Aim of the exercise -
Report how many lines contain "became". The answer is a single number.

[Stored records]

|---|

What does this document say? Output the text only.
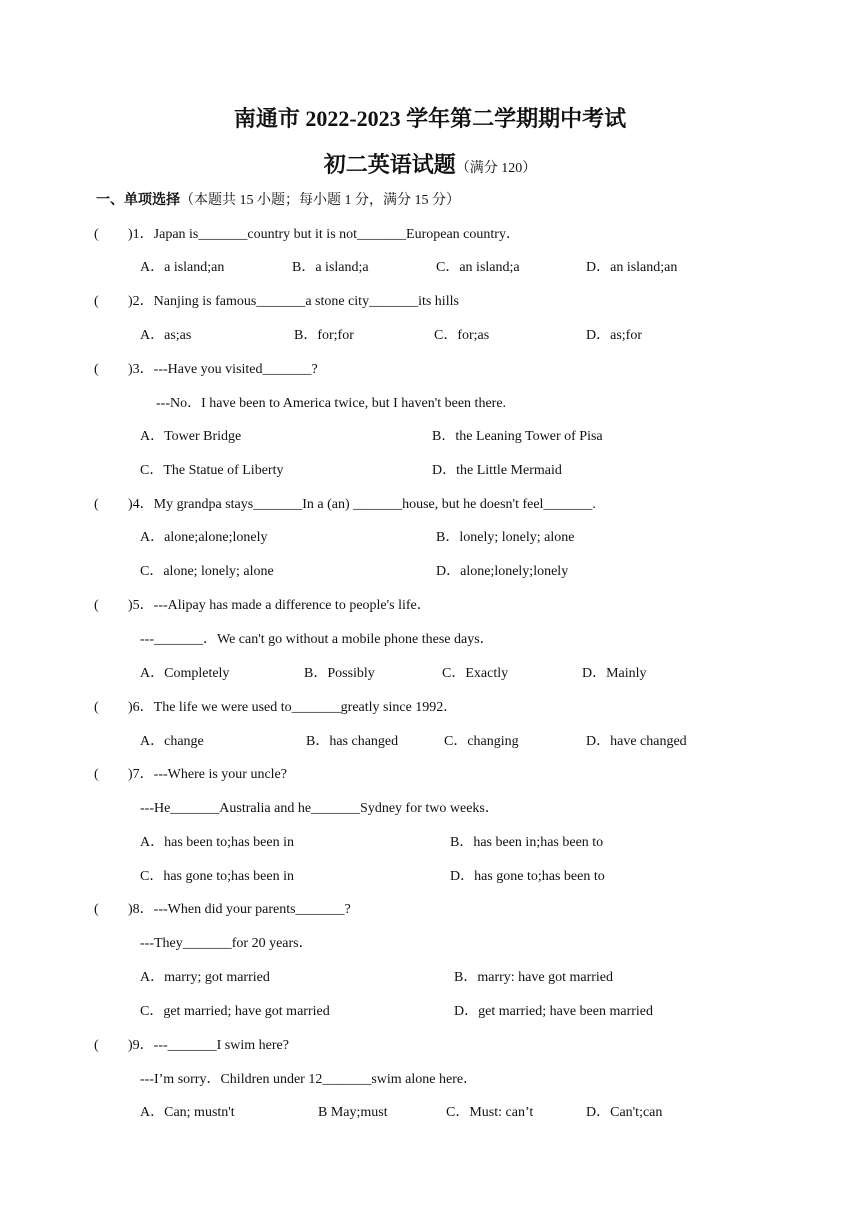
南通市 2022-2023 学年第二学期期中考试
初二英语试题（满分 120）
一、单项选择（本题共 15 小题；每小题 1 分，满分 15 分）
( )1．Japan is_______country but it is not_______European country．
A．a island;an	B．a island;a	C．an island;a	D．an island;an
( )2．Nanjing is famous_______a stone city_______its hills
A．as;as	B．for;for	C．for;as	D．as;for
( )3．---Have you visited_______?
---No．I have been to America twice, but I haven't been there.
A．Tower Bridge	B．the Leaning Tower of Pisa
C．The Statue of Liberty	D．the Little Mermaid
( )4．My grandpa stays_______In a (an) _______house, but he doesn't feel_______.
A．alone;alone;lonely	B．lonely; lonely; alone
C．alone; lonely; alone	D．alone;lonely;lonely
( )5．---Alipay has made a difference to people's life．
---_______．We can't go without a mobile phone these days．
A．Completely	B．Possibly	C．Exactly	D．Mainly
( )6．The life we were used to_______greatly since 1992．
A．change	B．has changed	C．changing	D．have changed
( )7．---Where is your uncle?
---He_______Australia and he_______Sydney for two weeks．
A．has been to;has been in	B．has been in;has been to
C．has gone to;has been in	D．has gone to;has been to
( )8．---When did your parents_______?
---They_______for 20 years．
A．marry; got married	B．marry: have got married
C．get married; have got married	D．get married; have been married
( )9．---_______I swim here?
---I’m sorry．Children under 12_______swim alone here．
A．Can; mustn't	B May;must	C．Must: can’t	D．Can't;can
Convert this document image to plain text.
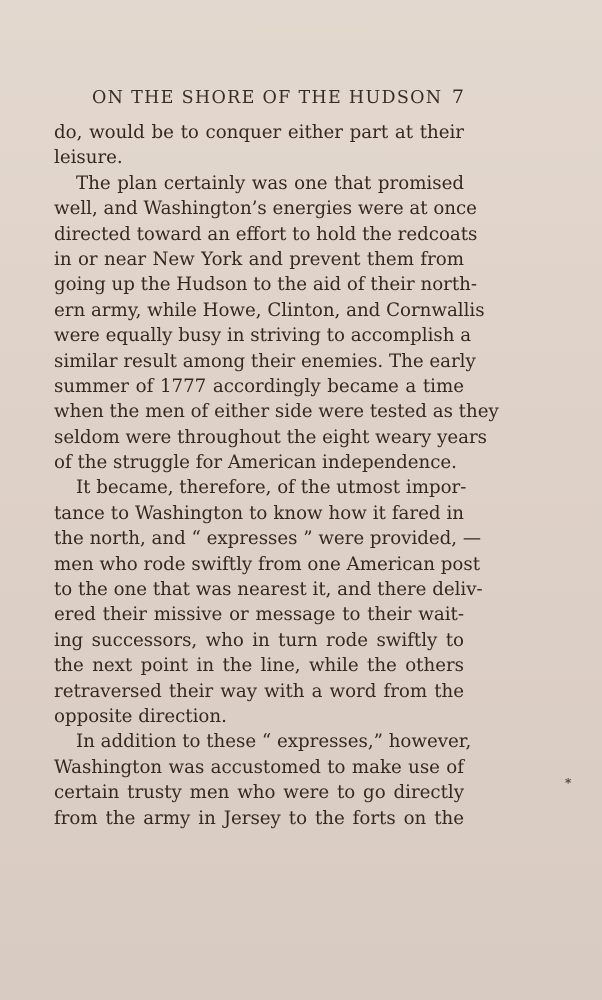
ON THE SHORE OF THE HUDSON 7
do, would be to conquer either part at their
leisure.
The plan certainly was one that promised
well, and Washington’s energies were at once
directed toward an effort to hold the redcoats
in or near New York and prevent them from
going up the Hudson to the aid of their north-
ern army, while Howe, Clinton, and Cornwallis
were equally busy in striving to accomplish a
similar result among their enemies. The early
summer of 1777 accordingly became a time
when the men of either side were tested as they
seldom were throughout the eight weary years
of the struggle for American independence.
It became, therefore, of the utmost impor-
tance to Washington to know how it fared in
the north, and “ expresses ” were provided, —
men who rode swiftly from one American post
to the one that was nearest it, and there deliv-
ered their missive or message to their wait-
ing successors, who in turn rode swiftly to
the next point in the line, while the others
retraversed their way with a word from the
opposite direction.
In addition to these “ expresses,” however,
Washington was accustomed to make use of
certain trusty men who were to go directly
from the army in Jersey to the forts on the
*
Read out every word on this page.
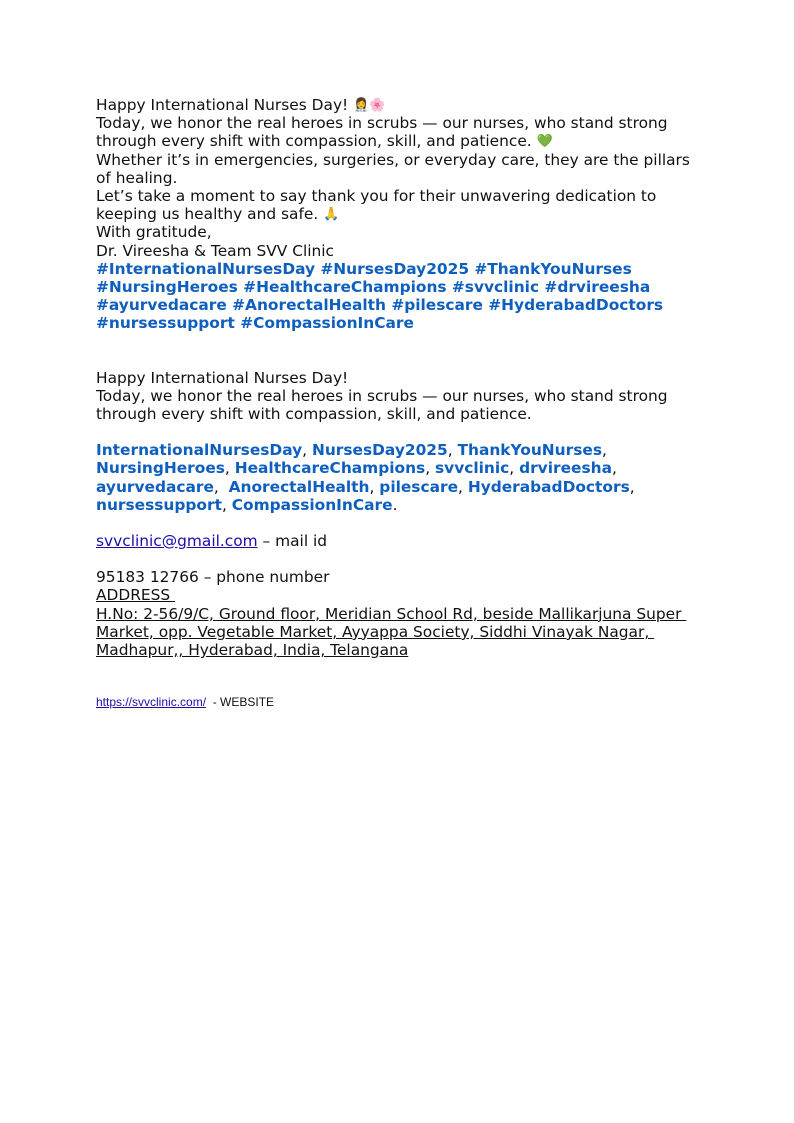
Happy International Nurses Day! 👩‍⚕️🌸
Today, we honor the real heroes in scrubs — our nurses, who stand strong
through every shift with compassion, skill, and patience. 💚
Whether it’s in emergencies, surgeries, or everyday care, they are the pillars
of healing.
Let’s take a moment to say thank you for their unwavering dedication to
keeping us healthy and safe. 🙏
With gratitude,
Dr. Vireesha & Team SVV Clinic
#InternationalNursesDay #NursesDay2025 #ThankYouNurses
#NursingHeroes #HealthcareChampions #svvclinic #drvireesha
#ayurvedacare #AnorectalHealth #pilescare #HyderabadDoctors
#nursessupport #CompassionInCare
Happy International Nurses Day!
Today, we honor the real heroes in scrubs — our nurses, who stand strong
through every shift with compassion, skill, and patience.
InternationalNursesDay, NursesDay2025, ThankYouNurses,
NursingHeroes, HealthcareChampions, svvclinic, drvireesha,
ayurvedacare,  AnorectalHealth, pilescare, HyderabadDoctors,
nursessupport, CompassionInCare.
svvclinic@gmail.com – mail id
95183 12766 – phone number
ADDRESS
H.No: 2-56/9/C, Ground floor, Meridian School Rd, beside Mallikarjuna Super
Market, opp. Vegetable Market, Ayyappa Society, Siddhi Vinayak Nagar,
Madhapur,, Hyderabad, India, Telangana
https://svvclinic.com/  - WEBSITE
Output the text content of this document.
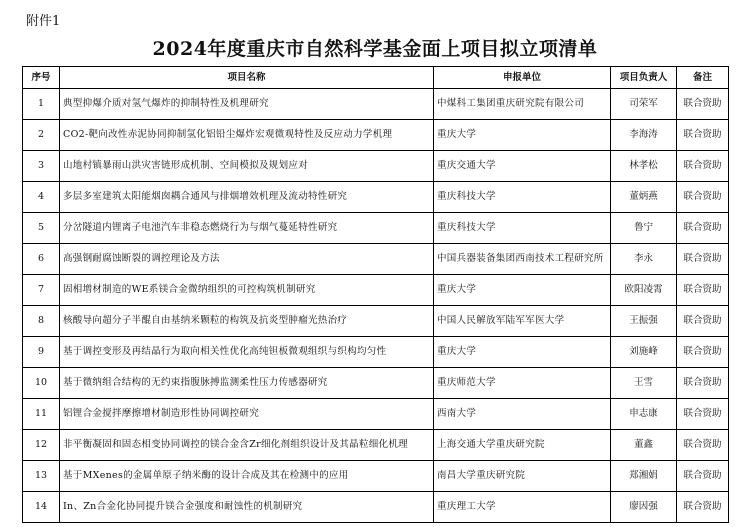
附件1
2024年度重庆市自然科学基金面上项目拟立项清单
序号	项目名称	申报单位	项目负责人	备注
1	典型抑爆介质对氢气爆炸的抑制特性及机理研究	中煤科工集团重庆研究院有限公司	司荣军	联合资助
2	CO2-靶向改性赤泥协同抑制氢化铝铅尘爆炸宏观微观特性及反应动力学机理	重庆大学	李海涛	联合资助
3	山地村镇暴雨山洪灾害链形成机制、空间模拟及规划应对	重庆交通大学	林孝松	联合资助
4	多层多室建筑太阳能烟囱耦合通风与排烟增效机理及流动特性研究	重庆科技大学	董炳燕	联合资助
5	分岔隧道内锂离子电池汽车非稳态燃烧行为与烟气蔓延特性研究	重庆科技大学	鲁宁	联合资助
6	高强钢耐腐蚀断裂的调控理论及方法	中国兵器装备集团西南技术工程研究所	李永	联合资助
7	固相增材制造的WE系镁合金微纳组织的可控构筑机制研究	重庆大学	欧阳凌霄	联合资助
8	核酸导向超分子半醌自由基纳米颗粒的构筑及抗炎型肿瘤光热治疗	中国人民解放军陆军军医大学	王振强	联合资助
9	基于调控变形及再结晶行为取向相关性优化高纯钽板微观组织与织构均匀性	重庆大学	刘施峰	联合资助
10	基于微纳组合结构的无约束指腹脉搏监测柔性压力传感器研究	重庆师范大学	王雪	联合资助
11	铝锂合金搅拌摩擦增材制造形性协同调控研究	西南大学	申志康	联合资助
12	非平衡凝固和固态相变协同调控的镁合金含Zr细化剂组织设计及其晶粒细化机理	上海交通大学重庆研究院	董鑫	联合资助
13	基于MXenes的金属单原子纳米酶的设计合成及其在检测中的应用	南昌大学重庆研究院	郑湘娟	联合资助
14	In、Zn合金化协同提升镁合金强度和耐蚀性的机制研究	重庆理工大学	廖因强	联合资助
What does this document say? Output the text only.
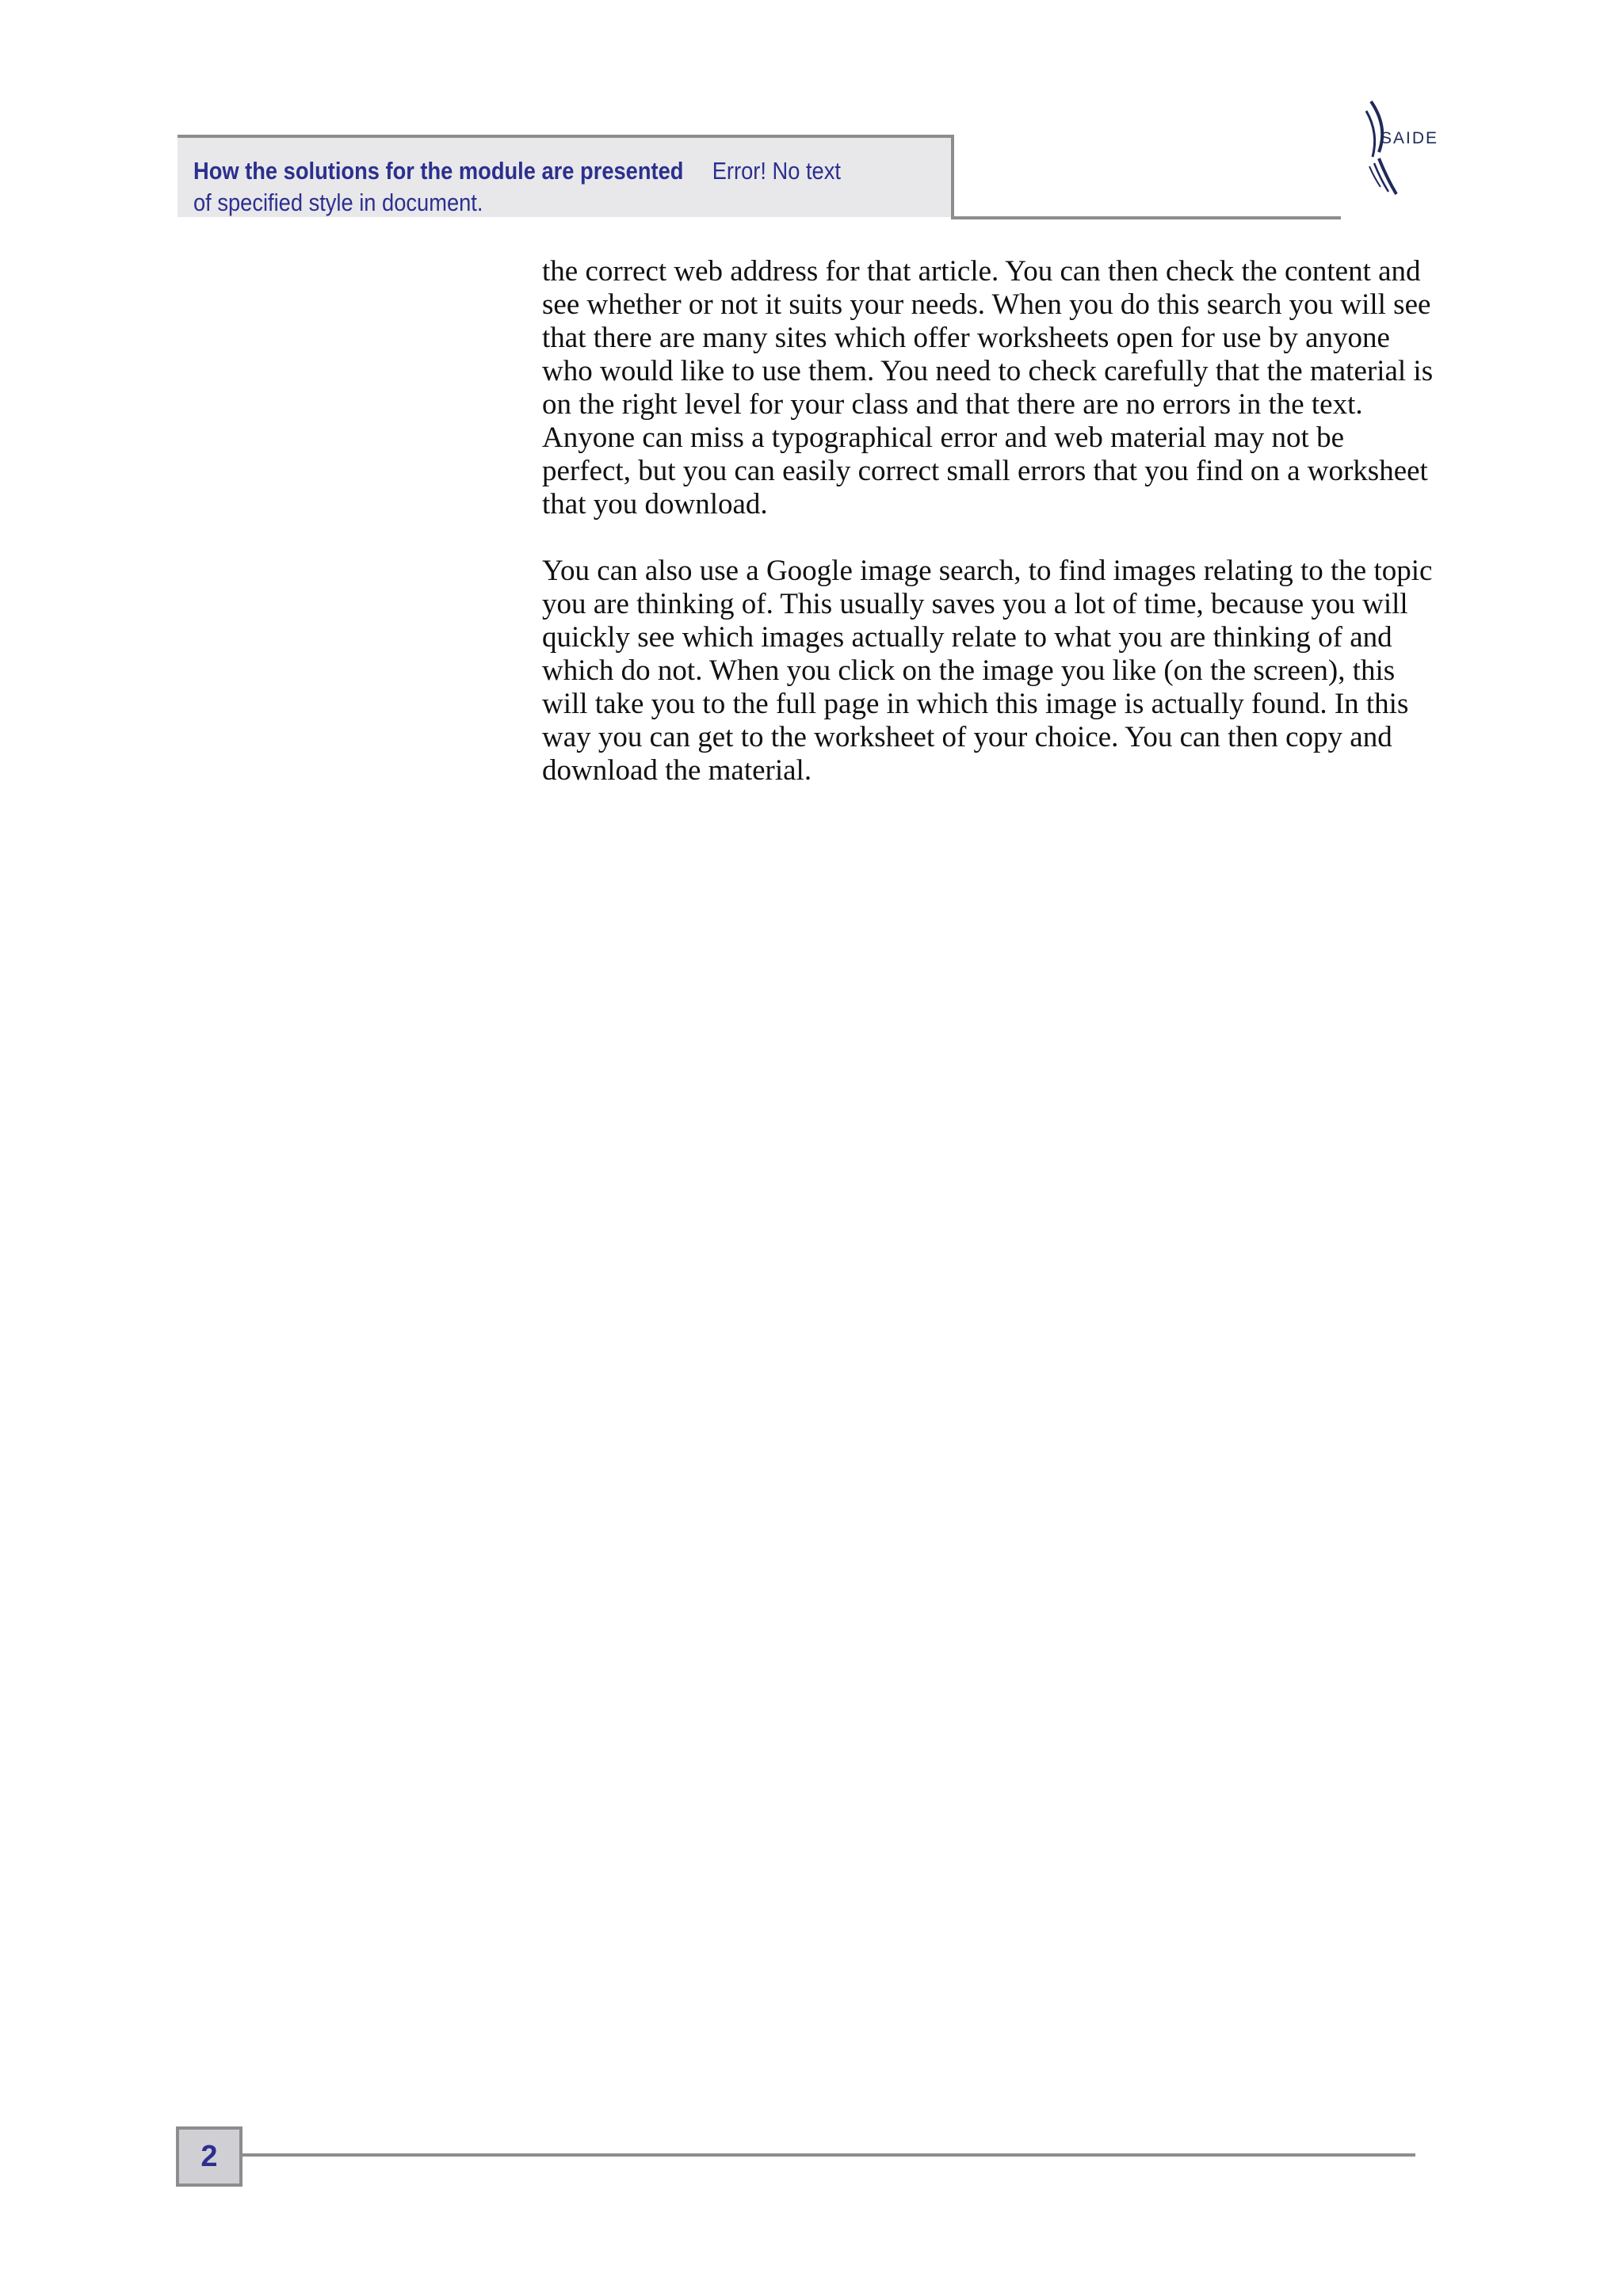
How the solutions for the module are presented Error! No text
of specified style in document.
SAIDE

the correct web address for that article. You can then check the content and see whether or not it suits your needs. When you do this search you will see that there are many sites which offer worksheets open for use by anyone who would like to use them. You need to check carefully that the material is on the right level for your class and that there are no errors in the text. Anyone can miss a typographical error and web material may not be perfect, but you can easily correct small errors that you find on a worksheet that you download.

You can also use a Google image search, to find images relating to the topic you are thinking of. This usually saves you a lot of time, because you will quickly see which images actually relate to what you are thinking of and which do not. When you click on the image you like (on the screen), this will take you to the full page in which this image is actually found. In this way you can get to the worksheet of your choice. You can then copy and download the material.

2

|---|

Solution for this problem -
2